• [EXERCISE DETAILS]: Quote these lines exactly: the one that holds "Extract the structured" and every line after it to the end of the material below. Skip pictures.

'''

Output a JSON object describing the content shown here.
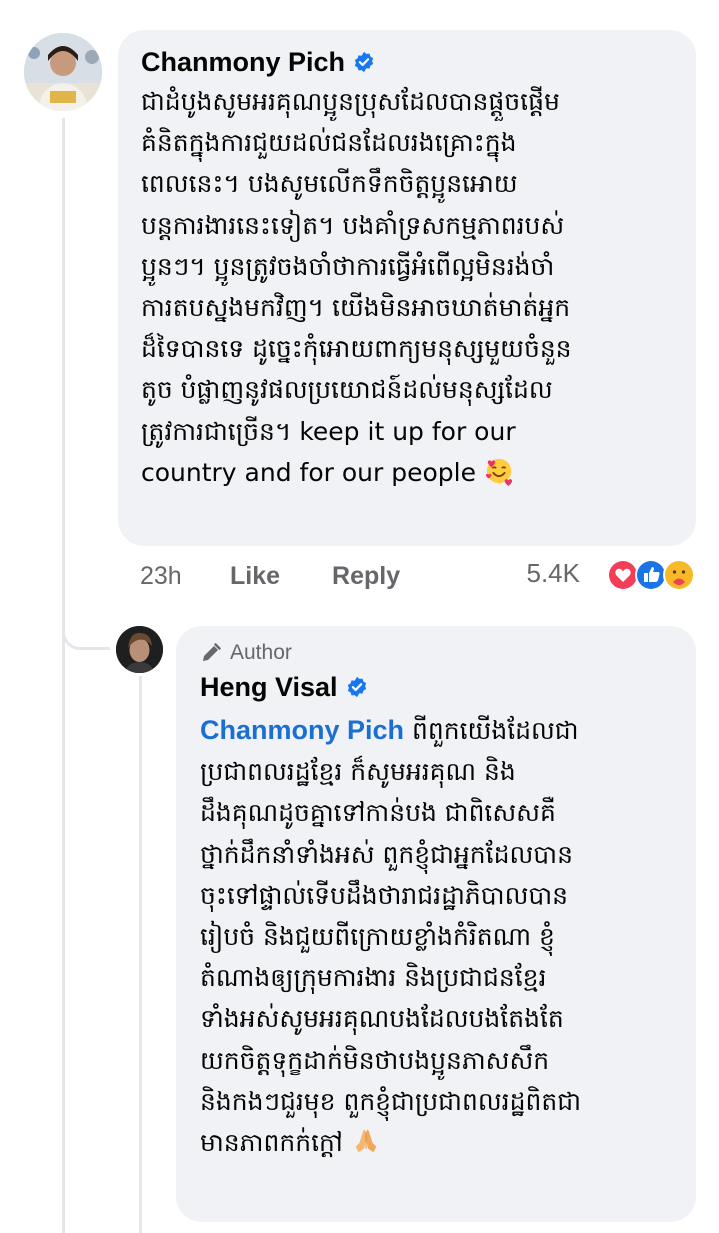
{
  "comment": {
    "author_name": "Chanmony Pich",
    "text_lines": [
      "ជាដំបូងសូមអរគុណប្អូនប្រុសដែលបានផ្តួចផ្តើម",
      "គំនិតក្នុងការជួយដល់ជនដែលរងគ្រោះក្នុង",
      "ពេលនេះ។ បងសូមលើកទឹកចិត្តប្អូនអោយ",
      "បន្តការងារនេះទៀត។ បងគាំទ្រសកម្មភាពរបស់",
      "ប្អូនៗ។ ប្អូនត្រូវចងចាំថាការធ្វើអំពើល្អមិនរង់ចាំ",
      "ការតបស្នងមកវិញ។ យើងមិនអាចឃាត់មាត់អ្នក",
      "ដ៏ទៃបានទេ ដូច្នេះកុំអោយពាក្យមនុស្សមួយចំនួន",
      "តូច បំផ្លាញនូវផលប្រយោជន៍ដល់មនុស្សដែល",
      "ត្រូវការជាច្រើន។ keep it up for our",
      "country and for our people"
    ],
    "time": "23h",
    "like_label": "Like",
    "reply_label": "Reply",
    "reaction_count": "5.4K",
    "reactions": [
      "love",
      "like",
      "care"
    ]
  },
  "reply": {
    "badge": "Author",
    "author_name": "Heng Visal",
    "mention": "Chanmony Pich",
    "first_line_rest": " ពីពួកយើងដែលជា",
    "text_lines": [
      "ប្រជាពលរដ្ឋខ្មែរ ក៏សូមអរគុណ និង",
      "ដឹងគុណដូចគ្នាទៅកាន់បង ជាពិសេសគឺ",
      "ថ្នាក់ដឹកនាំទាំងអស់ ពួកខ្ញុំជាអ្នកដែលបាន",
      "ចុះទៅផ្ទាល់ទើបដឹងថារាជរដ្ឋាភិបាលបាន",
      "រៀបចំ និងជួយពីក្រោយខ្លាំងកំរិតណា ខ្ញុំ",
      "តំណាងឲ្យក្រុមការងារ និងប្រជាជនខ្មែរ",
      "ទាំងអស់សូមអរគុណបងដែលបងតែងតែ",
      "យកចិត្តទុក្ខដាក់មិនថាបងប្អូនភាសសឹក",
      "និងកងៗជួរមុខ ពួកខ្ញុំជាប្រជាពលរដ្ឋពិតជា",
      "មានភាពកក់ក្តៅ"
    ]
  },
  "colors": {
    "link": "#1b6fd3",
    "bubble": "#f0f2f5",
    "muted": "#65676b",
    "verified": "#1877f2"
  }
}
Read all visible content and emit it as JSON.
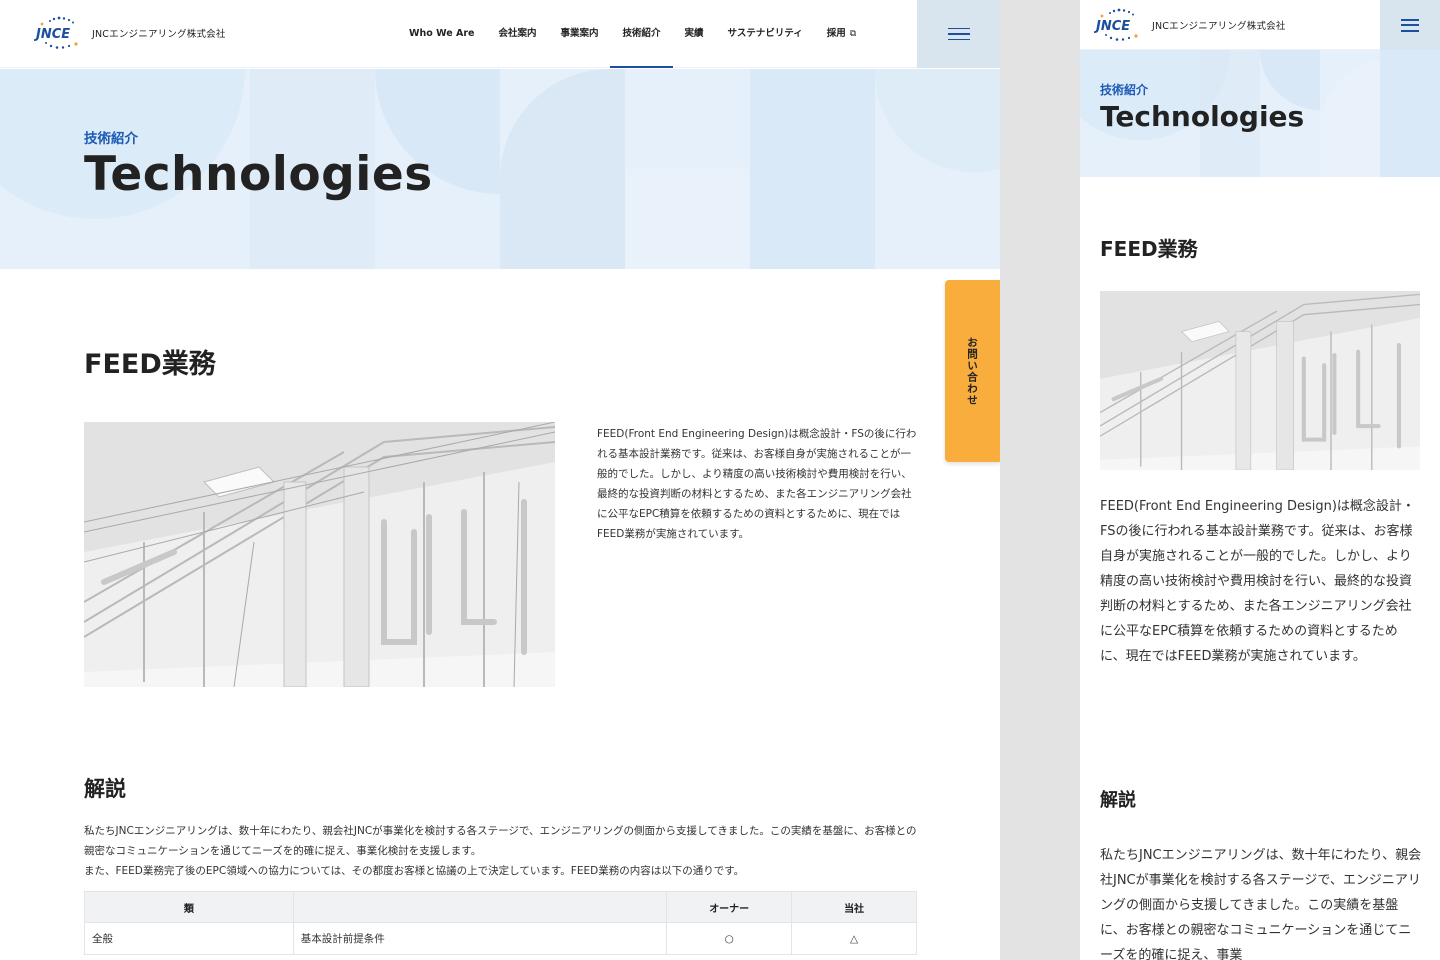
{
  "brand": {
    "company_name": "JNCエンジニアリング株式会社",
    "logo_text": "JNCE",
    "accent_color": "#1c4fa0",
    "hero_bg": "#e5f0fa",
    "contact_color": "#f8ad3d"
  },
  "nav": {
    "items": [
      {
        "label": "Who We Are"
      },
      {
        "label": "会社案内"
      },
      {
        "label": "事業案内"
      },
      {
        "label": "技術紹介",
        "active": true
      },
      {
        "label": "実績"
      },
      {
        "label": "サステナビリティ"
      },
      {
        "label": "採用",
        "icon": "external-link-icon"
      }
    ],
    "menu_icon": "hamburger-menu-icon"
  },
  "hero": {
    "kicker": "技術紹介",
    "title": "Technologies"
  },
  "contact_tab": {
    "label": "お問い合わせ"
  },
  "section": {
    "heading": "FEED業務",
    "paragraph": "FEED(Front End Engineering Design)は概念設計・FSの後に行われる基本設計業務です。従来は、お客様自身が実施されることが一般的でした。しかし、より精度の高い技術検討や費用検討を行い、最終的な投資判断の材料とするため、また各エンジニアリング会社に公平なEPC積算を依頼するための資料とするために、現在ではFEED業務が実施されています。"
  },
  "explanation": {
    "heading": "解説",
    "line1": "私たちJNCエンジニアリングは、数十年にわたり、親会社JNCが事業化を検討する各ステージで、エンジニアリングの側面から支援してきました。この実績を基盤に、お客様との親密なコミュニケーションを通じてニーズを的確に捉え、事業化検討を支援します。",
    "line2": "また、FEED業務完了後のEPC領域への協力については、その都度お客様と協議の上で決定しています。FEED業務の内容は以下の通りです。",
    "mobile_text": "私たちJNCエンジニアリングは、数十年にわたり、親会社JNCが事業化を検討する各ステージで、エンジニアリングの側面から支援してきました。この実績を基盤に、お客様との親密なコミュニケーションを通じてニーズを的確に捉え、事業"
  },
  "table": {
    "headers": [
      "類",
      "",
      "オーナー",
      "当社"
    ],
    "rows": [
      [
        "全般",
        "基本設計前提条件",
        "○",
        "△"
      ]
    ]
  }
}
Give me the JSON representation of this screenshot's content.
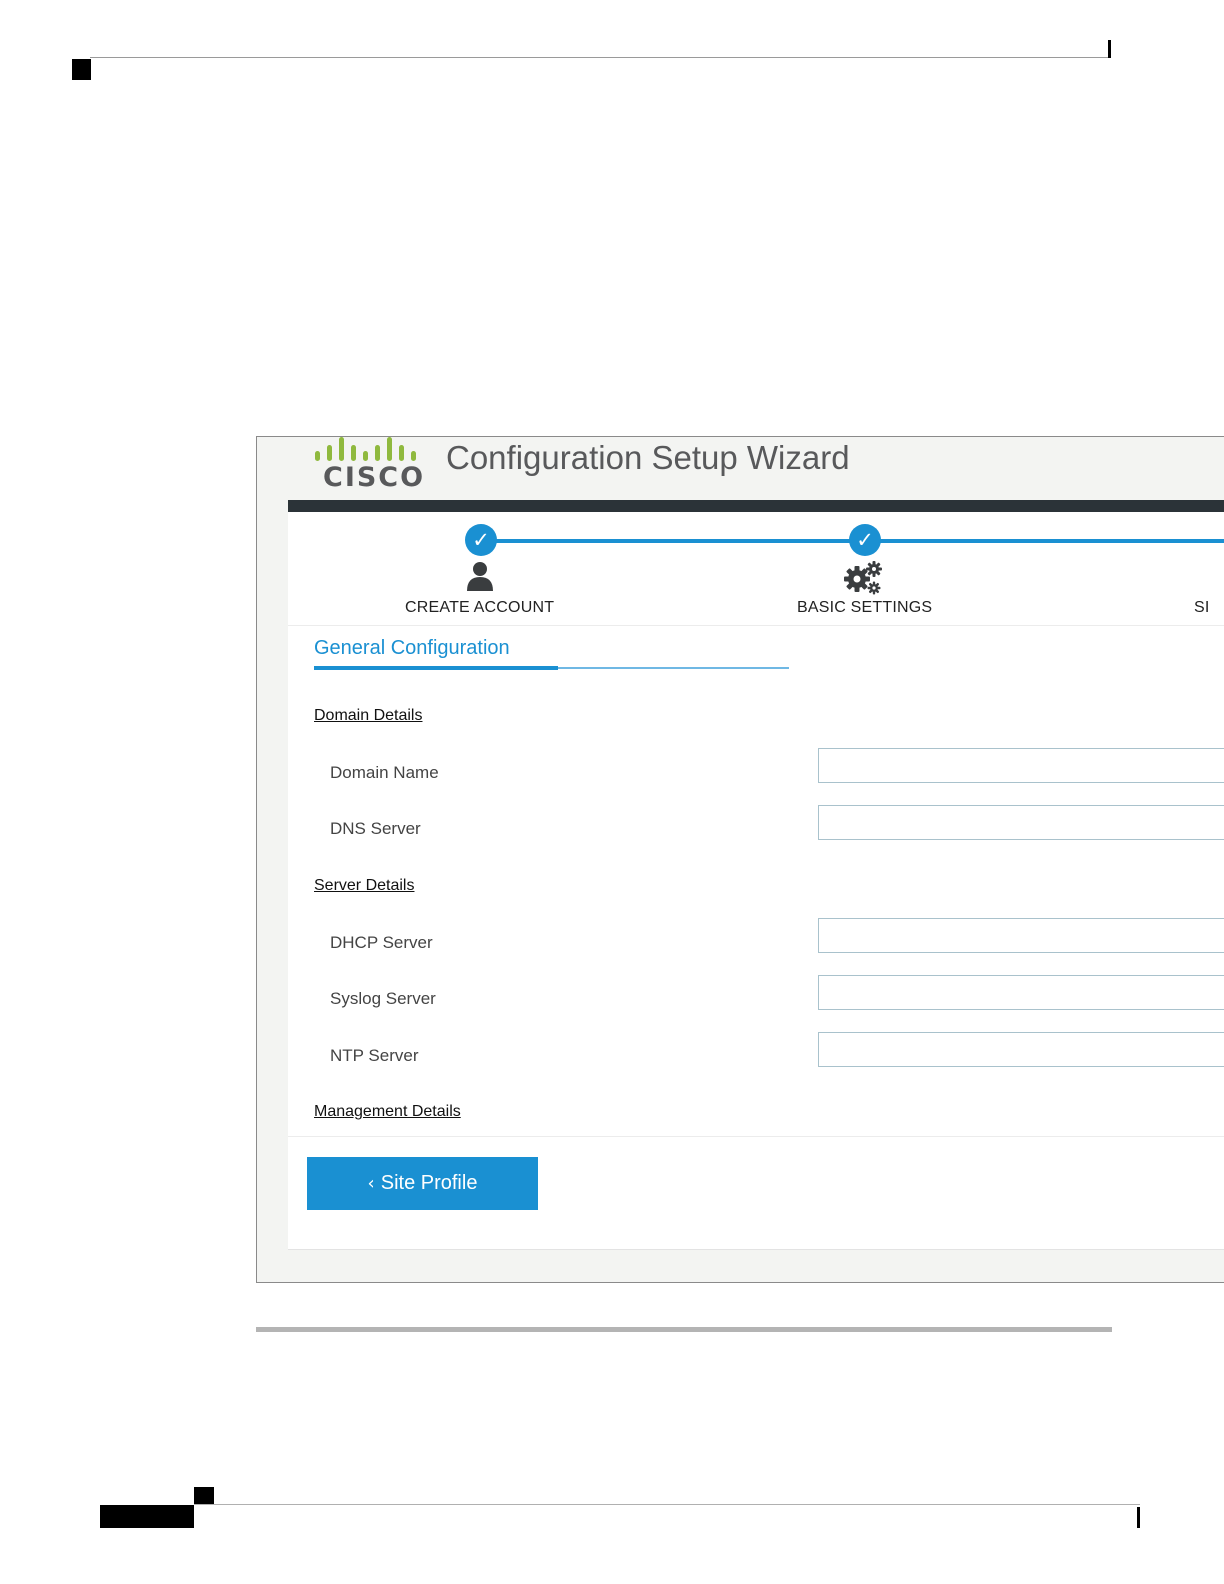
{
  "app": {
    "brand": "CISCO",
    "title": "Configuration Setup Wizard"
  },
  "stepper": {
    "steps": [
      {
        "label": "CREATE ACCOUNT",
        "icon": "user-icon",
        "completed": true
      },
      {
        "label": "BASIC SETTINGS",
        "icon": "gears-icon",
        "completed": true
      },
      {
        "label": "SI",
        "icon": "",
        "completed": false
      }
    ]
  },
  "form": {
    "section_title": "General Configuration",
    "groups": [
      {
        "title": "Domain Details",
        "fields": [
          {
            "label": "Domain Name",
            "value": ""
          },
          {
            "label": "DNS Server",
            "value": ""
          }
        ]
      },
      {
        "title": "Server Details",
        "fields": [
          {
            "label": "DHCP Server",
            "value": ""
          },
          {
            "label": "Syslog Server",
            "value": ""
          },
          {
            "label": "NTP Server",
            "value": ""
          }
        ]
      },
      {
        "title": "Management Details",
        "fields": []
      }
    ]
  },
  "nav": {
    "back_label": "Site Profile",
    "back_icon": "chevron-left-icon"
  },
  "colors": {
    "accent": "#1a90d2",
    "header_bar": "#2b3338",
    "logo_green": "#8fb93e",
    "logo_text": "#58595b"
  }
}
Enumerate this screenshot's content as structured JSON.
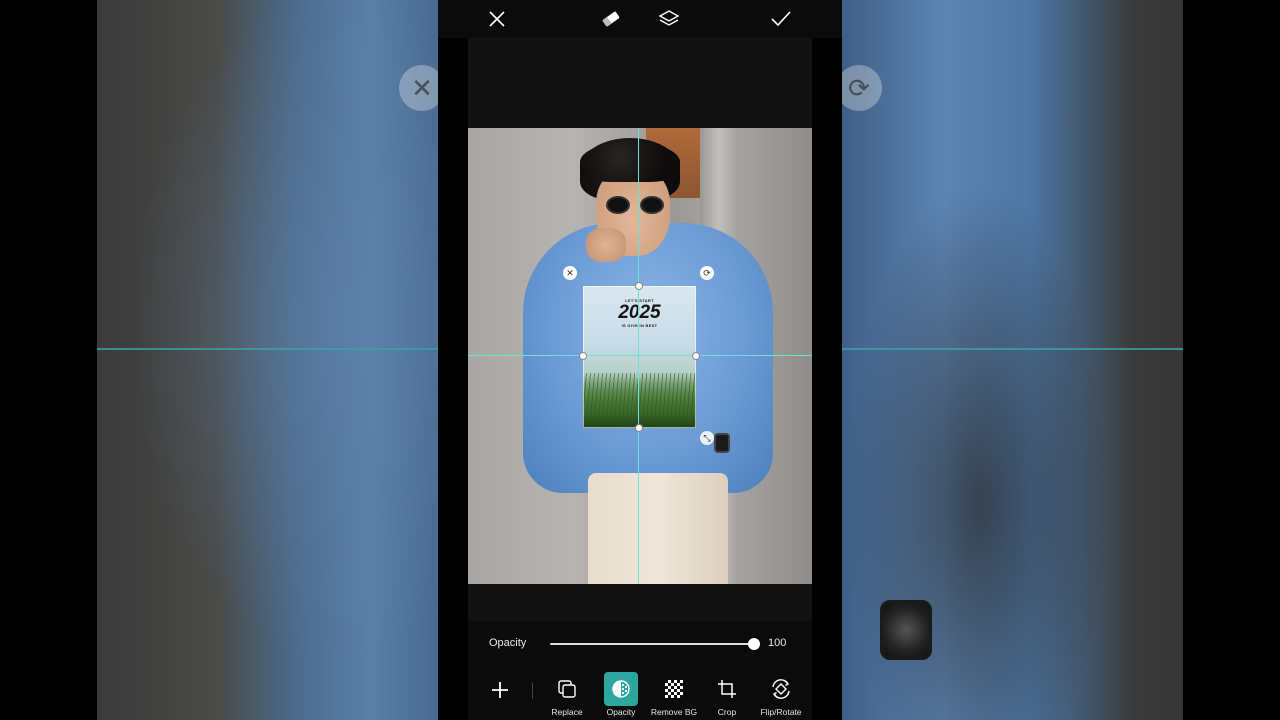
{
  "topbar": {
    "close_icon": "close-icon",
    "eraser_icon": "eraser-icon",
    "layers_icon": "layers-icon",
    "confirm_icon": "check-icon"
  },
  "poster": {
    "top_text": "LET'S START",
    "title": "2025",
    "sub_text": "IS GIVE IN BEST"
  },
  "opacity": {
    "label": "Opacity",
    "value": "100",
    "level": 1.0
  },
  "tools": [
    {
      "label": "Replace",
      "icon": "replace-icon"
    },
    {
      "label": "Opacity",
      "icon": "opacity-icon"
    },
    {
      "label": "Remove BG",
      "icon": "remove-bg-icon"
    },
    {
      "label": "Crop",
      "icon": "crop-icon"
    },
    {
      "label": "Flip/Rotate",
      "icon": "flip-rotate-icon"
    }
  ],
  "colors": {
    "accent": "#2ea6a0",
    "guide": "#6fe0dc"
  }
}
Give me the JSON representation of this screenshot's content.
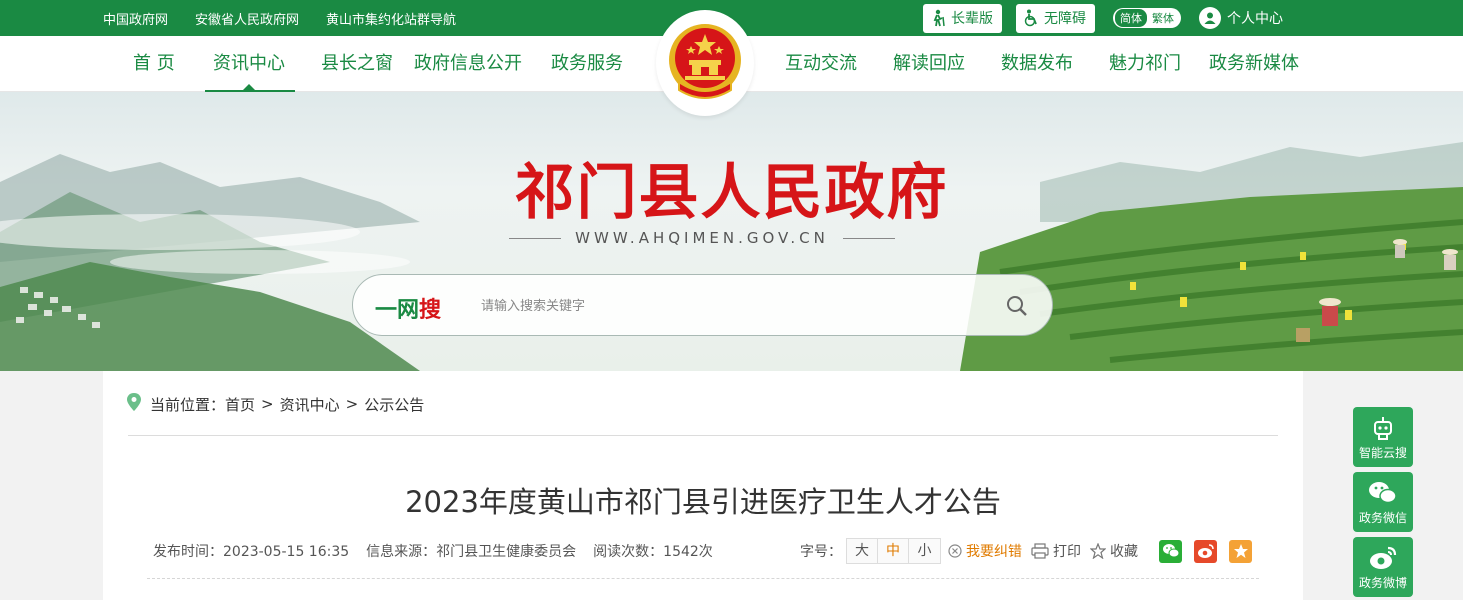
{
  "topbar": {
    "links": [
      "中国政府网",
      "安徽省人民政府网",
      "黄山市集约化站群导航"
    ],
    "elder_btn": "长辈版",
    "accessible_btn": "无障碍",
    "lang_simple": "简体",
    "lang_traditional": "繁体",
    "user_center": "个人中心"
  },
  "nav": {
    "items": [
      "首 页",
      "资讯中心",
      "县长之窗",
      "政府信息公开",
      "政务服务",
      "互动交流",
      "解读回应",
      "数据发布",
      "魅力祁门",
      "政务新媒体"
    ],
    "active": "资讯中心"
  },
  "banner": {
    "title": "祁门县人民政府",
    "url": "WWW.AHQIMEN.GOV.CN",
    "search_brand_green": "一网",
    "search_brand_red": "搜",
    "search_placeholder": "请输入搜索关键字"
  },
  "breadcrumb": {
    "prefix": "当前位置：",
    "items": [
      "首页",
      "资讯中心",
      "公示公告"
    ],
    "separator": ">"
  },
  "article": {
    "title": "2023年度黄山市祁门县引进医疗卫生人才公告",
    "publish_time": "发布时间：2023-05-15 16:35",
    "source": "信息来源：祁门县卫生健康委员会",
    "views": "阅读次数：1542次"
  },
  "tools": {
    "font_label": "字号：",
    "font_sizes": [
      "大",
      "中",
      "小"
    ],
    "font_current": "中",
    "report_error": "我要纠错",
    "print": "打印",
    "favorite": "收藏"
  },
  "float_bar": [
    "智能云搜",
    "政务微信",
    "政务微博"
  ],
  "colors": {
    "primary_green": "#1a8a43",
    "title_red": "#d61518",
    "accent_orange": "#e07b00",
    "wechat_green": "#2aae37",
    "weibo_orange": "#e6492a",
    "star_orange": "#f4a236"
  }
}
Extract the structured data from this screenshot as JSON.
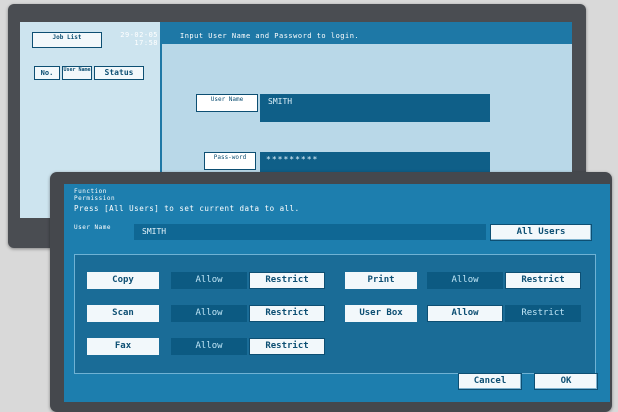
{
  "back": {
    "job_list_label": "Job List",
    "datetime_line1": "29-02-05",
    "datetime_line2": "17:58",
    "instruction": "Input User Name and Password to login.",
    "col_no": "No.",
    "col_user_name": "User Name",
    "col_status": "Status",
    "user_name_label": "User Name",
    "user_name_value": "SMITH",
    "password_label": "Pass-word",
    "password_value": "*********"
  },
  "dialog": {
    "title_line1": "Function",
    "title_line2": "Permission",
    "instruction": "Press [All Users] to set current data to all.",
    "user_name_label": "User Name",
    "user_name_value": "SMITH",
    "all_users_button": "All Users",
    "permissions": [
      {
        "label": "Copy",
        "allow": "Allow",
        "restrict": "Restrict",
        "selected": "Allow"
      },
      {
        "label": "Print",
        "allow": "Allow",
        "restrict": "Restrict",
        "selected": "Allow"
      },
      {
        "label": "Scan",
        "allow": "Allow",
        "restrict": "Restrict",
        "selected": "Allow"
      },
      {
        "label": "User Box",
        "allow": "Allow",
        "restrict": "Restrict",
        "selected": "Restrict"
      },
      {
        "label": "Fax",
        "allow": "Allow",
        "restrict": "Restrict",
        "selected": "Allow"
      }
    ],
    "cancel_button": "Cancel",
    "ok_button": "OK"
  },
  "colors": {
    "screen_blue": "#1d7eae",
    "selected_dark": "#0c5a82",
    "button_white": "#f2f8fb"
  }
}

'''

• [WRITTEN RESPONSE]:
Extract the structured data from this screenshot as JSON.
{
  "back": {
    "job_list_label": "Job List",
    "datetime_line1": "29-02-05",
    "datetime_line2": "17:58",
    "instruction": "Input User Name and Password to login.",
    "col_no": "No.",
    "col_user_name": "User Name",
    "col_status": "Status",
    "user_name_label": "User Name",
    "user_name_value": "SMITH",
    "password_label": "Pass-word",
    "password_value": "*********"
  },
  "dialog": {
    "title_line1": "Function",
    "title_line2": "Permission",
    "instruction": "Press [All Users] to set current data to all.",
    "user_name_label": "User Name",
    "user_name_value": "SMITH",
    "all_users_button": "All Users",
    "permissions": [
      {
        "label": "Copy",
        "allow": "Allow",
        "restrict": "Restrict",
        "selected": "Allow"
      },
      {
        "label": "Print",
        "allow": "Allow",
        "restrict": "Restrict",
        "selected": "Allow"
      },
      {
        "label": "Scan",
        "allow": "Allow",
        "restrict": "Restrict",
        "selected": "Allow"
      },
      {
        "label": "User Box",
        "allow": "Allow",
        "restrict": "Restrict",
        "selected": "Restrict"
      },
      {
        "label": "Fax",
        "allow": "Allow",
        "restrict": "Restrict",
        "selected": "Allow"
      }
    ],
    "cancel_button": "Cancel",
    "ok_button": "OK"
  },
  "colors": {
    "screen_blue": "#1d7eae",
    "selected_dark": "#0c5a82",
    "button_white": "#f2f8fb"
  }
}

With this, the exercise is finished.